*Aim of the task*:
Retype the material in full, keeping every word the same.

*Records from a collection of figures*:
---

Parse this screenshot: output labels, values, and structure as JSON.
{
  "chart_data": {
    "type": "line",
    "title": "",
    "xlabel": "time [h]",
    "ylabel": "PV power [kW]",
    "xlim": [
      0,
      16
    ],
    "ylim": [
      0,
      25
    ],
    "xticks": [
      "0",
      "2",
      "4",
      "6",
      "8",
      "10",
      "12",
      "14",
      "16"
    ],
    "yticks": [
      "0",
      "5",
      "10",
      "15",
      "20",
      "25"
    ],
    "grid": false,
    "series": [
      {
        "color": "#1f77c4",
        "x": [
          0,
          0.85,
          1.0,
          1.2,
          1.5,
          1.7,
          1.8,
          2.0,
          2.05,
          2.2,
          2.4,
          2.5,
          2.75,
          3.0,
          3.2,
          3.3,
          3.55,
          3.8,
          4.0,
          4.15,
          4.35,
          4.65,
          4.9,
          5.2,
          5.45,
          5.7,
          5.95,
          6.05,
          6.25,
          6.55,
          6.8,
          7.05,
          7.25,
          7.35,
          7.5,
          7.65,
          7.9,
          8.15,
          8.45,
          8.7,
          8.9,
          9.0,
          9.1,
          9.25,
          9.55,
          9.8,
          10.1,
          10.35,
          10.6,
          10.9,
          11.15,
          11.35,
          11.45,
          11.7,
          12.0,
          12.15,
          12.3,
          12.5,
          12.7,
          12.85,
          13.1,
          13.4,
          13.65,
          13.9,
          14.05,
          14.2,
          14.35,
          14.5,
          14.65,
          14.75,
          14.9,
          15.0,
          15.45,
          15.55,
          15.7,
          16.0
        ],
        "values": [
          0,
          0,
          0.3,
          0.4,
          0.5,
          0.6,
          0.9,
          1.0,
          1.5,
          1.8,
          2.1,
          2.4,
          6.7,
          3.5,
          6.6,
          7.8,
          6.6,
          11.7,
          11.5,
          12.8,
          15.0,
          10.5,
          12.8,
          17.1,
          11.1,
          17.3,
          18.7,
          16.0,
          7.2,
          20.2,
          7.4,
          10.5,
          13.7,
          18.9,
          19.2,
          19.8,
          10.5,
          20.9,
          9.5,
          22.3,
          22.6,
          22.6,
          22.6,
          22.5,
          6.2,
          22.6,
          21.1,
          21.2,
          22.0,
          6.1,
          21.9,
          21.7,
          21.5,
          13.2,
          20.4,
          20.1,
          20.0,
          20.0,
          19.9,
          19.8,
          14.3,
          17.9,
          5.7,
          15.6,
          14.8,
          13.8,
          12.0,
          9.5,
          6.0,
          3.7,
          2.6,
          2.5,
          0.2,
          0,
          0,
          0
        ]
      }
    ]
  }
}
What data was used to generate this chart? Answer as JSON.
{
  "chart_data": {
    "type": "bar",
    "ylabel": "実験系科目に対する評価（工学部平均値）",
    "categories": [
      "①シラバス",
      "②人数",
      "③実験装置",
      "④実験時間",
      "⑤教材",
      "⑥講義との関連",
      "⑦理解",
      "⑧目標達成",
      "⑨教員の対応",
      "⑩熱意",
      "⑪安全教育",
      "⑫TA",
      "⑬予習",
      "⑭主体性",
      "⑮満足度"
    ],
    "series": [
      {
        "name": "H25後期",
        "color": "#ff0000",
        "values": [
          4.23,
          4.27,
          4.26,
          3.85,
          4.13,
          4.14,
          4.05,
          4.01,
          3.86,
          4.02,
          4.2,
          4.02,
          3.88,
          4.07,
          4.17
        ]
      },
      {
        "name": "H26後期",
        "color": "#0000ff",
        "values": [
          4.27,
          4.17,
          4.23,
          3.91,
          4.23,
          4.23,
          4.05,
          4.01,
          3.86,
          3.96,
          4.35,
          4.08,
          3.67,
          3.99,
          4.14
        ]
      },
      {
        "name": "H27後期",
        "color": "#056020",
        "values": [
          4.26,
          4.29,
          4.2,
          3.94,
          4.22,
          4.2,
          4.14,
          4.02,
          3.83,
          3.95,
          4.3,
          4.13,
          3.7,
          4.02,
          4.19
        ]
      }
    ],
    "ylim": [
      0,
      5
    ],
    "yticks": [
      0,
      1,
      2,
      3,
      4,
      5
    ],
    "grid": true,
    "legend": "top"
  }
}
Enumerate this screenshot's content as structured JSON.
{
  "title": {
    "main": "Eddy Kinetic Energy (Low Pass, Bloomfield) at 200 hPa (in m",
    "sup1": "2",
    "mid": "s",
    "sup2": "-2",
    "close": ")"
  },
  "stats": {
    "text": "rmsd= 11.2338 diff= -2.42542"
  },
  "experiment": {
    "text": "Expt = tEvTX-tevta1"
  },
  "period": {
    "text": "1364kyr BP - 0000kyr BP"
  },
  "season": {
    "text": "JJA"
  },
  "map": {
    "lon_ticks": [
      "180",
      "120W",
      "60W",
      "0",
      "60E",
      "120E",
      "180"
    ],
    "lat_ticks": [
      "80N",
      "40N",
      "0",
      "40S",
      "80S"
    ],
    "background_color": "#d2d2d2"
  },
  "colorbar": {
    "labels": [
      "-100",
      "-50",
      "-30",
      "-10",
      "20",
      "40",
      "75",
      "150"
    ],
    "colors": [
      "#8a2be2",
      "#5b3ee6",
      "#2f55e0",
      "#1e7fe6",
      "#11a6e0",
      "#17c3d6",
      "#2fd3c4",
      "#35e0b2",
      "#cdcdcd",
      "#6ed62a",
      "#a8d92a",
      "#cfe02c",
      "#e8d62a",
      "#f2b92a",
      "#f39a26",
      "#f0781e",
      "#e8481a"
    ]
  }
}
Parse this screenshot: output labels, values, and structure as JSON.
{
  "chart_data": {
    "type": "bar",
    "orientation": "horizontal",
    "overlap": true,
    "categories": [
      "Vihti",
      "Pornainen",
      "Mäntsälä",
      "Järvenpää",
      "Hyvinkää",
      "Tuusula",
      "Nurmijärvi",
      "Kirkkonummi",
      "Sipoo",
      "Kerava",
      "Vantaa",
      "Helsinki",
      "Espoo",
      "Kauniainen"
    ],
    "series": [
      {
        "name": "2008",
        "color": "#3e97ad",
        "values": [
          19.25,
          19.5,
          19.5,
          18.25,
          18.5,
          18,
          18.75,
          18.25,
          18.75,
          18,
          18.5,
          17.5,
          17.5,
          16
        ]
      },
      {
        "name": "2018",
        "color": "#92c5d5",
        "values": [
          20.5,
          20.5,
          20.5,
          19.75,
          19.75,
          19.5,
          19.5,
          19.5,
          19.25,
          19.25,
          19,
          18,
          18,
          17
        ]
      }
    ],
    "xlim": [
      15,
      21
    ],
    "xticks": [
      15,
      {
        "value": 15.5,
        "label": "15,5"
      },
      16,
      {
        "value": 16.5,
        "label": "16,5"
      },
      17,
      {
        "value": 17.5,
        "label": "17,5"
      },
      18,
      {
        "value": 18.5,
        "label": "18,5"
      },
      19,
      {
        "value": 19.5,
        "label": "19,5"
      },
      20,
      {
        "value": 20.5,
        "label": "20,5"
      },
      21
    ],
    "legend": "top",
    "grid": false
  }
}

---

*Result below*:
Parse this screenshot: output labels, values, and structure as JSON.
{
  "chart_data": {
    "type": "line",
    "title": "",
    "xlabel": "time [h]",
    "ylabel": "PV power [kW]",
    "xlim": [
      0,
      16
    ],
    "ylim": [
      0,
      25
    ],
    "xticks": [
      "0",
      "2",
      "4",
      "6",
      "8",
      "10",
      "12",
      "14",
      "16"
    ],
    "yticks": [
      "0",
      "5",
      "10",
      "15",
      "20",
      "25"
    ],
    "grid": false,
    "series": [
      {
        "color": "#1f77c4",
        "x": [
          0,
          0.85,
          1.0,
          1.2,
          1.5,
          1.7,
          1.8,
          2.0,
          2.05,
          2.2,
          2.4,
          2.5,
          2.75,
          3.0,
          3.2,
          3.3,
          3.55,
          3.8,
          4.0,
          4.15,
          4.35,
          4.65,
          4.9,
          5.2,
          5.45,
          5.7,
          5.95,
          6.05,
          6.25,
          6.55,
          6.8,
          7.05,
          7.25,
          7.35,
          7.5,
          7.65,
          7.9,
          8.15,
          8.45,
          8.7,
          8.9,
          9.0,
          9.1,
          9.25,
          9.55,
          9.8,
          10.1,
          10.35,
          10.6,
          10.9,
          11.15,
          11.35,
          11.45,
          11.7,
          12.0,
          12.15,
          12.3,
          12.5,
          12.7,
          12.85,
          13.1,
          13.4,
          13.65,
          13.9,
          14.05,
          14.2,
          14.35,
          14.5,
          14.65,
          14.75,
          14.9,
          15.0,
          15.45,
          15.55,
          15.7,
          16.0
        ],
        "values": [
          0,
          0,
          0.3,
          0.4,
          0.5,
          0.6,
          0.9,
          1.0,
          1.5,
          1.8,
          2.1,
          2.4,
          6.7,
          3.5,
          6.6,
          7.8,
          6.6,
          11.7,
          11.5,
          12.8,
          15.0,
          10.5,
          12.8,
          17.1,
          11.1,
          17.3,
          18.7,
          16.0,
          7.2,
          20.2,
          7.4,
          10.5,
          13.7,
          18.9,
          19.2,
          19.8,
          10.5,
          20.9,
          9.5,
          22.3,
          22.6,
          22.6,
          22.6,
          22.5,
          6.2,
          22.6,
          21.1,
          21.2,
          22.0,
          6.1,
          21.9,
          21.7,
          21.5,
          13.2,
          20.4,
          20.1,
          20.0,
          20.0,
          19.9,
          19.8,
          14.3,
          17.9,
          5.7,
          15.6,
          14.8,
          13.8,
          12.0,
          9.5,
          6.0,
          3.7,
          2.6,
          2.5,
          0.2,
          0,
          0,
          0
        ]
      }
    ]
  }
}
What data was used to generate this chart? Answer as JSON.
{
  "chart_data": {
    "type": "bar",
    "ylabel": "実験系科目に対する評価（工学部平均値）",
    "categories": [
      "①シラバス",
      "②人数",
      "③実験装置",
      "④実験時間",
      "⑤教材",
      "⑥講義との関連",
      "⑦理解",
      "⑧目標達成",
      "⑨教員の対応",
      "⑩熱意",
      "⑪安全教育",
      "⑫TA",
      "⑬予習",
      "⑭主体性",
      "⑮満足度"
    ],
    "series": [
      {
        "name": "H25後期",
        "color": "#ff0000",
        "values": [
          4.23,
          4.27,
          4.26,
          3.85,
          4.13,
          4.14,
          4.05,
          4.01,
          3.86,
          4.02,
          4.2,
          4.02,
          3.88,
          4.07,
          4.17
        ]
      },
      {
        "name": "H26後期",
        "color": "#0000ff",
        "values": [
          4.27,
          4.17,
          4.23,
          3.91,
          4.23,
          4.23,
          4.05,
          4.01,
          3.86,
          3.96,
          4.35,
          4.08,
          3.67,
          3.99,
          4.14
        ]
      },
      {
        "name": "H27後期",
        "color": "#056020",
        "values": [
          4.26,
          4.29,
          4.2,
          3.94,
          4.22,
          4.2,
          4.14,
          4.02,
          3.83,
          3.95,
          4.3,
          4.13,
          3.7,
          4.02,
          4.19
        ]
      }
    ],
    "ylim": [
      0,
      5
    ],
    "yticks": [
      0,
      1,
      2,
      3,
      4,
      5
    ],
    "grid": true,
    "legend": "top"
  }
}
Enumerate this screenshot's content as structured JSON.
{
  "title": {
    "main": "Eddy Kinetic Energy (Low Pass, Bloomfield) at 200 hPa (in m",
    "sup1": "2",
    "mid": "s",
    "sup2": "-2",
    "close": ")"
  },
  "stats": {
    "text": "rmsd= 11.2338 diff= -2.42542"
  },
  "experiment": {
    "text": "Expt = tEvTX-tevta1"
  },
  "period": {
    "text": "1364kyr BP - 0000kyr BP"
  },
  "season": {
    "text": "JJA"
  },
  "map": {
    "lon_ticks": [
      "180",
      "120W",
      "60W",
      "0",
      "60E",
      "120E",
      "180"
    ],
    "lat_ticks": [
      "80N",
      "40N",
      "0",
      "40S",
      "80S"
    ],
    "background_color": "#d2d2d2"
  },
  "colorbar": {
    "labels": [
      "-100",
      "-50",
      "-30",
      "-10",
      "20",
      "40",
      "75",
      "150"
    ],
    "colors": [
      "#8a2be2",
      "#5b3ee6",
      "#2f55e0",
      "#1e7fe6",
      "#11a6e0",
      "#17c3d6",
      "#2fd3c4",
      "#35e0b2",
      "#cdcdcd",
      "#6ed62a",
      "#a8d92a",
      "#cfe02c",
      "#e8d62a",
      "#f2b92a",
      "#f39a26",
      "#f0781e",
      "#e8481a"
    ]
  }
}
Parse this screenshot: output labels, values, and structure as JSON.
{
  "chart_data": {
    "type": "bar",
    "orientation": "horizontal",
    "overlap": true,
    "categories": [
      "Vihti",
      "Pornainen",
      "Mäntsälä",
      "Järvenpää",
      "Hyvinkää",
      "Tuusula",
      "Nurmijärvi",
      "Kirkkonummi",
      "Sipoo",
      "Kerava",
      "Vantaa",
      "Helsinki",
      "Espoo",
      "Kauniainen"
    ],
    "series": [
      {
        "name": "2008",
        "color": "#3e97ad",
        "values": [
          19.25,
          19.5,
          19.5,
          18.25,
          18.5,
          18,
          18.75,
          18.25,
          18.75,
          18,
          18.5,
          17.5,
          17.5,
          16
        ]
      },
      {
        "name": "2018",
        "color": "#92c5d5",
        "values": [
          20.5,
          20.5,
          20.5,
          19.75,
          19.75,
          19.5,
          19.5,
          19.5,
          19.25,
          19.25,
          19,
          18,
          18,
          17
        ]
      }
    ],
    "xlim": [
      15,
      21
    ],
    "xticks": [
      15,
      {
        "value": 15.5,
        "label": "15,5"
      },
      16,
      {
        "value": 16.5,
        "label": "16,5"
      },
      17,
      {
        "value": 17.5,
        "label": "17,5"
      },
      18,
      {
        "value": 18.5,
        "label": "18,5"
      },
      19,
      {
        "value": 19.5,
        "label": "19,5"
      },
      20,
      {
        "value": 20.5,
        "label": "20,5"
      },
      21
    ],
    "legend": "top",
    "grid": false
  }
}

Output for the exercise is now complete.